ACTIVITY:
Return the records that follow unaltered. Omit every picture.

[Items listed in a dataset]
--------------------------------
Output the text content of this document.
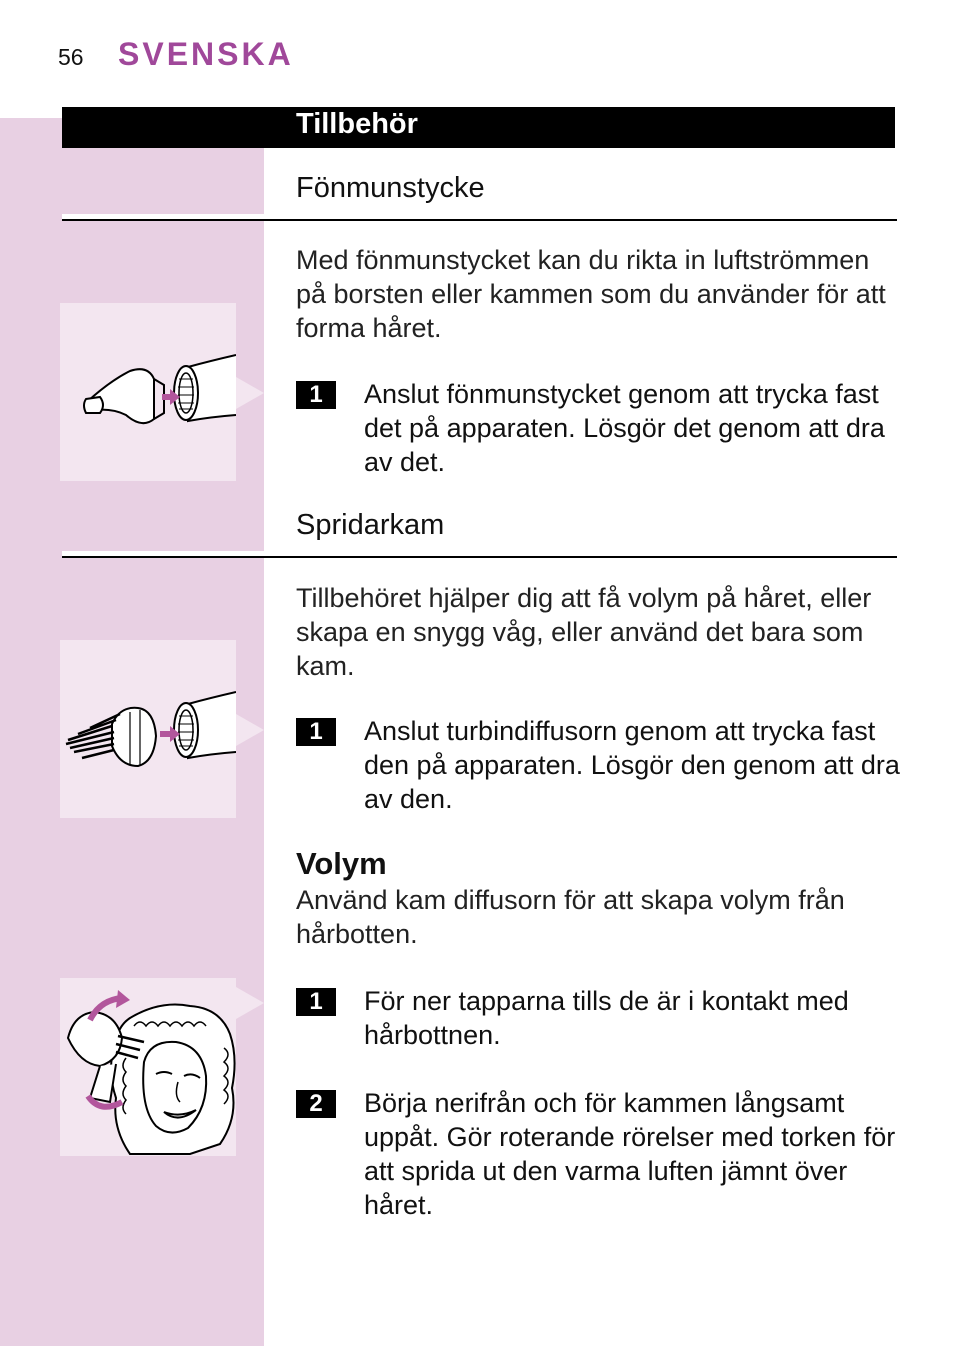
56 SVENSKA
Tillbehör
Fönmunstycke
Med fönmunstycket kan du rikta in luftströmmen på borsten eller kammen som du använder för att forma håret.
1	Anslut fönmunstycket genom att trycka fast det på apparaten. Lösgör det genom att dra av det.
Spridarkam
Tillbehöret hjälper dig att få volym på håret, eller skapa en snygg våg, eller använd det bara som kam.
1	Anslut turbindiffusorn genom att trycka fast den på apparaten. Lösgör den genom att dra av den.
Volym
Använd kam diffusorn för att skapa volym från hårbotten.
1	För ner tapparna tills de är i kontakt med hårbottnen.
2	Börja nerifrån och för kammen långsamt uppåt. Gör roterande rörelser med torken för att sprida ut den varma luften jämnt över håret.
--------------------------------
EXERCISE RESULT:
Output the text content of this document.
56 SVENSKA
Tillbehör
Fönmunstycke
Med fönmunstycket kan du rikta in luftströmmen på borsten eller kammen som du använder för att forma håret.
1	Anslut fönmunstycket genom att trycka fast det på apparaten. Lösgör det genom att dra av det.
Spridarkam
Tillbehöret hjälper dig att få volym på håret, eller skapa en snygg våg, eller använd det bara som kam.
1	Anslut turbindiffusorn genom att trycka fast den på apparaten. Lösgör den genom att dra av den.
Volym
Använd kam diffusorn för att skapa volym från hårbotten.
1	För ner tapparna tills de är i kontakt med hårbottnen.
2	Börja nerifrån och för kammen långsamt uppåt. Gör roterande rörelser med torken för att sprida ut den varma luften jämnt över håret.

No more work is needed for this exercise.